WRITTEN EXERCISE: Transcribe the listing word for word.

PROVIDED INFORMATION:
** START **

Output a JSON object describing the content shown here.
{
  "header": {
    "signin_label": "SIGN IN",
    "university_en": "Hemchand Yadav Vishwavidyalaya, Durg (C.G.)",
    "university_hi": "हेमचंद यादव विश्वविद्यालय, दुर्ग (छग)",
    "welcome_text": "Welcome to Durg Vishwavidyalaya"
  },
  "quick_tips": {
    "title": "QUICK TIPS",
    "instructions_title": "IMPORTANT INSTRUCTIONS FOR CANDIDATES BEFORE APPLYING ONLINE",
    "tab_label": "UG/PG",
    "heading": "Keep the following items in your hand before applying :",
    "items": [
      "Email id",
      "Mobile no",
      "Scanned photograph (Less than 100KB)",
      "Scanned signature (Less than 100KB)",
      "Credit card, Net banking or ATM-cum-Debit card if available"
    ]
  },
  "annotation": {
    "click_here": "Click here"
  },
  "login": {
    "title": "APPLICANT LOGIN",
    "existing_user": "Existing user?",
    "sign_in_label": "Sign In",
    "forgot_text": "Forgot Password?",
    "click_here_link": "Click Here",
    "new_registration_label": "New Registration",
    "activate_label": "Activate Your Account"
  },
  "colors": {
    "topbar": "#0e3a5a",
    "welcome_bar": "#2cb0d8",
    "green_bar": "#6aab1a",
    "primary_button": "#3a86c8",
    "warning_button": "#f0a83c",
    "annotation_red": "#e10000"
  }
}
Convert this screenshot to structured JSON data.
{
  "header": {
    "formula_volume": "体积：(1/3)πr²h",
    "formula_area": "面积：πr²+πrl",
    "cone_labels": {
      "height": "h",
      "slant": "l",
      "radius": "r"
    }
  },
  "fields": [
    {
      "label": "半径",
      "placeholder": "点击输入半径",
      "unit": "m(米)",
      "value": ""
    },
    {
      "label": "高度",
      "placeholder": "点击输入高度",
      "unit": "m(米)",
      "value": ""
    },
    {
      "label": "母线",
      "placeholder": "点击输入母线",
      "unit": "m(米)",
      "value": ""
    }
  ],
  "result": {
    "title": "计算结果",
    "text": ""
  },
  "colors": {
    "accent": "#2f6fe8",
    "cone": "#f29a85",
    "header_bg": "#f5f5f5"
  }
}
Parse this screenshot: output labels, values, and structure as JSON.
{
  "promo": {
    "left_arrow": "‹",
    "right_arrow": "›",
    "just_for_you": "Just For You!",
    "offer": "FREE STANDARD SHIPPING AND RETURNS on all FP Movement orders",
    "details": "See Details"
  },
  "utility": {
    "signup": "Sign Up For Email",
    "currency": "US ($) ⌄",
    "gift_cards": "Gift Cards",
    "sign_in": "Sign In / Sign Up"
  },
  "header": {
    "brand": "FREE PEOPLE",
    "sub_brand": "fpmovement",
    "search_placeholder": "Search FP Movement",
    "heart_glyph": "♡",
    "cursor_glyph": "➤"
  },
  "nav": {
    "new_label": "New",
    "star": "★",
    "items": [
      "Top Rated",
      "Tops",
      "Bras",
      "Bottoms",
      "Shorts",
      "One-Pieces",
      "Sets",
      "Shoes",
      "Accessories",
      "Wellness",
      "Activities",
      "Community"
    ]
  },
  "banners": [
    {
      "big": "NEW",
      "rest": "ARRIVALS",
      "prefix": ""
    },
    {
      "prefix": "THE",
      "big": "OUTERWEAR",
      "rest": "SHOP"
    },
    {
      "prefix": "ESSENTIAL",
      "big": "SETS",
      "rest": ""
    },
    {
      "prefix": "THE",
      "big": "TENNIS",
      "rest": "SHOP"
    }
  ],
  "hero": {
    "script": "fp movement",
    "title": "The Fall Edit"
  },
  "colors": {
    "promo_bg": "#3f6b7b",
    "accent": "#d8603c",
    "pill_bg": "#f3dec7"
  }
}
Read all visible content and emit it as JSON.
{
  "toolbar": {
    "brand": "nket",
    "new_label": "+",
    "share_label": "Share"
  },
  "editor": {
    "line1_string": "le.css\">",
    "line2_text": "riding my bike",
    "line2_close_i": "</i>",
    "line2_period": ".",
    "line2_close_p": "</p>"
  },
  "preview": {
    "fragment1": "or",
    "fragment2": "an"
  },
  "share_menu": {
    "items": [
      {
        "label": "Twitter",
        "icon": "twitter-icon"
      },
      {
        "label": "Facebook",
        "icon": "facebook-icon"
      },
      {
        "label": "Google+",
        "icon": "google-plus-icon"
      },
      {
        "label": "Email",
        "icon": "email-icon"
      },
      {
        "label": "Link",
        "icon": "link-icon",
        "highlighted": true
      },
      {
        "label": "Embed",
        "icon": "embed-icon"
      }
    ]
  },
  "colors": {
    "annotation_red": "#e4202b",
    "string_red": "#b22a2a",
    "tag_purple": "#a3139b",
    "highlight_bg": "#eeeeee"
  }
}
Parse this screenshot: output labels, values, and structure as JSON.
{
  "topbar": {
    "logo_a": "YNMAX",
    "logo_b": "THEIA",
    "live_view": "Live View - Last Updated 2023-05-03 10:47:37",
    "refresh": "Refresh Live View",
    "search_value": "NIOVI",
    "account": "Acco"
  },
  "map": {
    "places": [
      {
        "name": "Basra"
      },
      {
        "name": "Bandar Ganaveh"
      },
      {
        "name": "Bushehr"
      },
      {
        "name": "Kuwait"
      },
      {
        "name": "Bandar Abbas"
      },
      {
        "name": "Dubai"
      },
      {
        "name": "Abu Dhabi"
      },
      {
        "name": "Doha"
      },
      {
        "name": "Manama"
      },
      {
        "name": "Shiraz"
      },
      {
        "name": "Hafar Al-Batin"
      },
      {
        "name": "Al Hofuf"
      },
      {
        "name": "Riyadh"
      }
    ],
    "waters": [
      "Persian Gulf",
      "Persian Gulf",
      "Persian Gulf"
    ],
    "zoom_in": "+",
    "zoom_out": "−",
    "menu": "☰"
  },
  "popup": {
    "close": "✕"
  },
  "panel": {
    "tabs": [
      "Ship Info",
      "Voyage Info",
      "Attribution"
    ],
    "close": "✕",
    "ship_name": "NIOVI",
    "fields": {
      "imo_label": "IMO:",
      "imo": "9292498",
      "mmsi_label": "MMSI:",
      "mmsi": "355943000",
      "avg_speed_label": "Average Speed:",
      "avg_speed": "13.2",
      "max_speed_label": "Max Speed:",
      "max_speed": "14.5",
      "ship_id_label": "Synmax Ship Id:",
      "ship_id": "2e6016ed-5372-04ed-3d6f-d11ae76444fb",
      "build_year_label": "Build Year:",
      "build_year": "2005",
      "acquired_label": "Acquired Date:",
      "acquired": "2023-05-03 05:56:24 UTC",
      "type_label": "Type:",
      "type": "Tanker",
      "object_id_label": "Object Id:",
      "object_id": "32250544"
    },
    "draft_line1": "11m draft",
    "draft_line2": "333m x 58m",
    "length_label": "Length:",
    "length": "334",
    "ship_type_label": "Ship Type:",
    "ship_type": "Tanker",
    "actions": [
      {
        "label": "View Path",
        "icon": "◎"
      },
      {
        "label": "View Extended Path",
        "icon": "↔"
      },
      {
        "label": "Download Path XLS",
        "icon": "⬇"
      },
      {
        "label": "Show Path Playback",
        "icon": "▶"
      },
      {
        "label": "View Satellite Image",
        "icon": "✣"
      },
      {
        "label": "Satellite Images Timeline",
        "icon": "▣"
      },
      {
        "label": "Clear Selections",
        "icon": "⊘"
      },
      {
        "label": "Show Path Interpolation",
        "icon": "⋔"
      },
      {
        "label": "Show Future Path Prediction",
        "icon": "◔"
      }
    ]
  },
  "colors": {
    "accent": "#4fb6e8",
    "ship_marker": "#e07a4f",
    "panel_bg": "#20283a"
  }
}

** END **

OUTPUT FOR THIS TASK:
Output a JSON object describing the content shown here.
{
  "header": {
    "signin_label": "SIGN IN",
    "university_en": "Hemchand Yadav Vishwavidyalaya, Durg (C.G.)",
    "university_hi": "हेमचंद यादव विश्वविद्यालय, दुर्ग (छग)",
    "welcome_text": "Welcome to Durg Vishwavidyalaya"
  },
  "quick_tips": {
    "title": "QUICK TIPS",
    "instructions_title": "IMPORTANT INSTRUCTIONS FOR CANDIDATES BEFORE APPLYING ONLINE",
    "tab_label": "UG/PG",
    "heading": "Keep the following items in your hand before applying :",
    "items": [
      "Email id",
      "Mobile no",
      "Scanned photograph (Less than 100KB)",
      "Scanned signature (Less than 100KB)",
      "Credit card, Net banking or ATM-cum-Debit card if available"
    ]
  },
  "annotation": {
    "click_here": "Click here"
  },
  "login": {
    "title": "APPLICANT LOGIN",
    "existing_user": "Existing user?",
    "sign_in_label": "Sign In",
    "forgot_text": "Forgot Password?",
    "click_here_link": "Click Here",
    "new_registration_label": "New Registration",
    "activate_label": "Activate Your Account"
  },
  "colors": {
    "topbar": "#0e3a5a",
    "welcome_bar": "#2cb0d8",
    "green_bar": "#6aab1a",
    "primary_button": "#3a86c8",
    "warning_button": "#f0a83c",
    "annotation_red": "#e10000"
  }
}
Convert this screenshot to structured JSON data.
{
  "header": {
    "formula_volume": "体积：(1/3)πr²h",
    "formula_area": "面积：πr²+πrl",
    "cone_labels": {
      "height": "h",
      "slant": "l",
      "radius": "r"
    }
  },
  "fields": [
    {
      "label": "半径",
      "placeholder": "点击输入半径",
      "unit": "m(米)",
      "value": ""
    },
    {
      "label": "高度",
      "placeholder": "点击输入高度",
      "unit": "m(米)",
      "value": ""
    },
    {
      "label": "母线",
      "placeholder": "点击输入母线",
      "unit": "m(米)",
      "value": ""
    }
  ],
  "result": {
    "title": "计算结果",
    "text": ""
  },
  "colors": {
    "accent": "#2f6fe8",
    "cone": "#f29a85",
    "header_bg": "#f5f5f5"
  }
}
Parse this screenshot: output labels, values, and structure as JSON.
{
  "promo": {
    "left_arrow": "‹",
    "right_arrow": "›",
    "just_for_you": "Just For You!",
    "offer": "FREE STANDARD SHIPPING AND RETURNS on all FP Movement orders",
    "details": "See Details"
  },
  "utility": {
    "signup": "Sign Up For Email",
    "currency": "US ($) ⌄",
    "gift_cards": "Gift Cards",
    "sign_in": "Sign In / Sign Up"
  },
  "header": {
    "brand": "FREE PEOPLE",
    "sub_brand": "fpmovement",
    "search_placeholder": "Search FP Movement",
    "heart_glyph": "♡",
    "cursor_glyph": "➤"
  },
  "nav": {
    "new_label": "New",
    "star": "★",
    "items": [
      "Top Rated",
      "Tops",
      "Bras",
      "Bottoms",
      "Shorts",
      "One-Pieces",
      "Sets",
      "Shoes",
      "Accessories",
      "Wellness",
      "Activities",
      "Community"
    ]
  },
  "banners": [
    {
      "big": "NEW",
      "rest": "ARRIVALS",
      "prefix": ""
    },
    {
      "prefix": "THE",
      "big": "OUTERWEAR",
      "rest": "SHOP"
    },
    {
      "prefix": "ESSENTIAL",
      "big": "SETS",
      "rest": ""
    },
    {
      "prefix": "THE",
      "big": "TENNIS",
      "rest": "SHOP"
    }
  ],
  "hero": {
    "script": "fp movement",
    "title": "The Fall Edit"
  },
  "colors": {
    "promo_bg": "#3f6b7b",
    "accent": "#d8603c",
    "pill_bg": "#f3dec7"
  }
}
Read all visible content and emit it as JSON.
{
  "toolbar": {
    "brand": "nket",
    "new_label": "+",
    "share_label": "Share"
  },
  "editor": {
    "line1_string": "le.css\">",
    "line2_text": "riding my bike",
    "line2_close_i": "</i>",
    "line2_period": ".",
    "line2_close_p": "</p>"
  },
  "preview": {
    "fragment1": "or",
    "fragment2": "an"
  },
  "share_menu": {
    "items": [
      {
        "label": "Twitter",
        "icon": "twitter-icon"
      },
      {
        "label": "Facebook",
        "icon": "facebook-icon"
      },
      {
        "label": "Google+",
        "icon": "google-plus-icon"
      },
      {
        "label": "Email",
        "icon": "email-icon"
      },
      {
        "label": "Link",
        "icon": "link-icon",
        "highlighted": true
      },
      {
        "label": "Embed",
        "icon": "embed-icon"
      }
    ]
  },
  "colors": {
    "annotation_red": "#e4202b",
    "string_red": "#b22a2a",
    "tag_purple": "#a3139b",
    "highlight_bg": "#eeeeee"
  }
}
Parse this screenshot: output labels, values, and structure as JSON.
{
  "topbar": {
    "logo_a": "YNMAX",
    "logo_b": "THEIA",
    "live_view": "Live View - Last Updated 2023-05-03 10:47:37",
    "refresh": "Refresh Live View",
    "search_value": "NIOVI",
    "account": "Acco"
  },
  "map": {
    "places": [
      {
        "name": "Basra"
      },
      {
        "name": "Bandar Ganaveh"
      },
      {
        "name": "Bushehr"
      },
      {
        "name": "Kuwait"
      },
      {
        "name": "Bandar Abbas"
      },
      {
        "name": "Dubai"
      },
      {
        "name": "Abu Dhabi"
      },
      {
        "name": "Doha"
      },
      {
        "name": "Manama"
      },
      {
        "name": "Shiraz"
      },
      {
        "name": "Hafar Al-Batin"
      },
      {
        "name": "Al Hofuf"
      },
      {
        "name": "Riyadh"
      }
    ],
    "waters": [
      "Persian Gulf",
      "Persian Gulf",
      "Persian Gulf"
    ],
    "zoom_in": "+",
    "zoom_out": "−",
    "menu": "☰"
  },
  "popup": {
    "close": "✕"
  },
  "panel": {
    "tabs": [
      "Ship Info",
      "Voyage Info",
      "Attribution"
    ],
    "close": "✕",
    "ship_name": "NIOVI",
    "fields": {
      "imo_label": "IMO:",
      "imo": "9292498",
      "mmsi_label": "MMSI:",
      "mmsi": "355943000",
      "avg_speed_label": "Average Speed:",
      "avg_speed": "13.2",
      "max_speed_label": "Max Speed:",
      "max_speed": "14.5",
      "ship_id_label": "Synmax Ship Id:",
      "ship_id": "2e6016ed-5372-04ed-3d6f-d11ae76444fb",
      "build_year_label": "Build Year:",
      "build_year": "2005",
      "acquired_label": "Acquired Date:",
      "acquired": "2023-05-03 05:56:24 UTC",
      "type_label": "Type:",
      "type": "Tanker",
      "object_id_label": "Object Id:",
      "object_id": "32250544"
    },
    "draft_line1": "11m draft",
    "draft_line2": "333m x 58m",
    "length_label": "Length:",
    "length": "334",
    "ship_type_label": "Ship Type:",
    "ship_type": "Tanker",
    "actions": [
      {
        "label": "View Path",
        "icon": "◎"
      },
      {
        "label": "View Extended Path",
        "icon": "↔"
      },
      {
        "label": "Download Path XLS",
        "icon": "⬇"
      },
      {
        "label": "Show Path Playback",
        "icon": "▶"
      },
      {
        "label": "View Satellite Image",
        "icon": "✣"
      },
      {
        "label": "Satellite Images Timeline",
        "icon": "▣"
      },
      {
        "label": "Clear Selections",
        "icon": "⊘"
      },
      {
        "label": "Show Path Interpolation",
        "icon": "⋔"
      },
      {
        "label": "Show Future Path Prediction",
        "icon": "◔"
      }
    ]
  },
  "colors": {
    "accent": "#4fb6e8",
    "ship_marker": "#e07a4f",
    "panel_bg": "#20283a"
  }
}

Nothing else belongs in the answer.